---------- MATERIAL FOR THIS EXERCISE

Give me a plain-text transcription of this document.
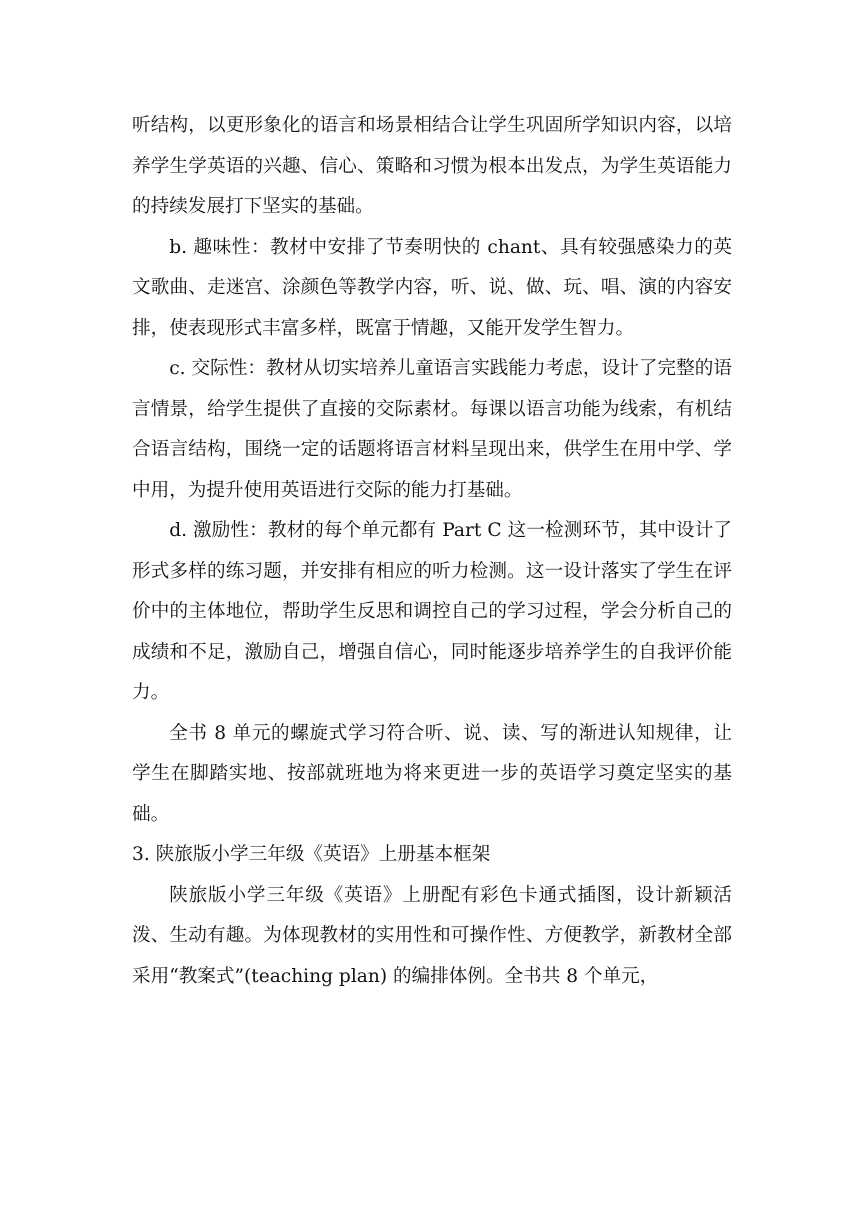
听结构，以更形象化的语言和场景相结合让学生巩固所学知识内容，以培养学生学英语的兴趣、信心、策略和习惯为根本出发点，为学生英语能力的持续发展打下坚实的基础。

b. 趣味性：教材中安排了节奏明快的 chant、具有较强感染力的英文歌曲、走迷宫、涂颜色等教学内容，听、说、做、玩、唱、演的内容安排，使表现形式丰富多样，既富于情趣，又能开发学生智力。

c. 交际性：教材从切实培养儿童语言实践能力考虑，设计了完整的语言情景，给学生提供了直接的交际素材。每课以语言功能为线索，有机结合语言结构，围绕一定的话题将语言材料呈现出来，供学生在用中学、学中用，为提升使用英语进行交际的能力打基础。

d. 激励性：教材的每个单元都有 Part C 这一检测环节，其中设计了形式多样的练习题，并安排有相应的听力检测。这一设计落实了学生在评价中的主体地位，帮助学生反思和调控自己的学习过程，学会分析自己的成绩和不足，激励自己，增强自信心，同时能逐步培养学生的自我评价能力。

全书 8 单元的螺旋式学习符合听、说、读、写的渐进认知规律，让学生在脚踏实地、按部就班地为将来更进一步的英语学习奠定坚实的基础。

3. 陕旅版小学三年级《英语》上册基本框架

陕旅版小学三年级《英语》上册配有彩色卡通式插图，设计新颖活泼、生动有趣。为体现教材的实用性和可操作性、方便教学，新教材全部采用“教案式”(teaching plan) 的编排体例。全书共 8 个单元，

--------------------

* _INSTRUCTIONS TO FOLLOW_
The records above need to be restated word for word, with the pictures left out.

* _THE ANSWER_
Give me a plain-text transcription of this document.
听结构，以更形象化的语言和场景相结合让学生巩固所学知识内容，以培养学生学英语的兴趣、信心、策略和习惯为根本出发点，为学生英语能力的持续发展打下坚实的基础。

b. 趣味性：教材中安排了节奏明快的 chant、具有较强感染力的英文歌曲、走迷宫、涂颜色等教学内容，听、说、做、玩、唱、演的内容安排，使表现形式丰富多样，既富于情趣，又能开发学生智力。

c. 交际性：教材从切实培养儿童语言实践能力考虑，设计了完整的语言情景，给学生提供了直接的交际素材。每课以语言功能为线索，有机结合语言结构，围绕一定的话题将语言材料呈现出来，供学生在用中学、学中用，为提升使用英语进行交际的能力打基础。

d. 激励性：教材的每个单元都有 Part C 这一检测环节，其中设计了形式多样的练习题，并安排有相应的听力检测。这一设计落实了学生在评价中的主体地位，帮助学生反思和调控自己的学习过程，学会分析自己的成绩和不足，激励自己，增强自信心，同时能逐步培养学生的自我评价能力。

全书 8 单元的螺旋式学习符合听、说、读、写的渐进认知规律，让学生在脚踏实地、按部就班地为将来更进一步的英语学习奠定坚实的基础。

3. 陕旅版小学三年级《英语》上册基本框架

陕旅版小学三年级《英语》上册配有彩色卡通式插图，设计新颖活泼、生动有趣。为体现教材的实用性和可操作性、方便教学，新教材全部采用“教案式”(teaching plan) 的编排体例。全书共 8 个单元，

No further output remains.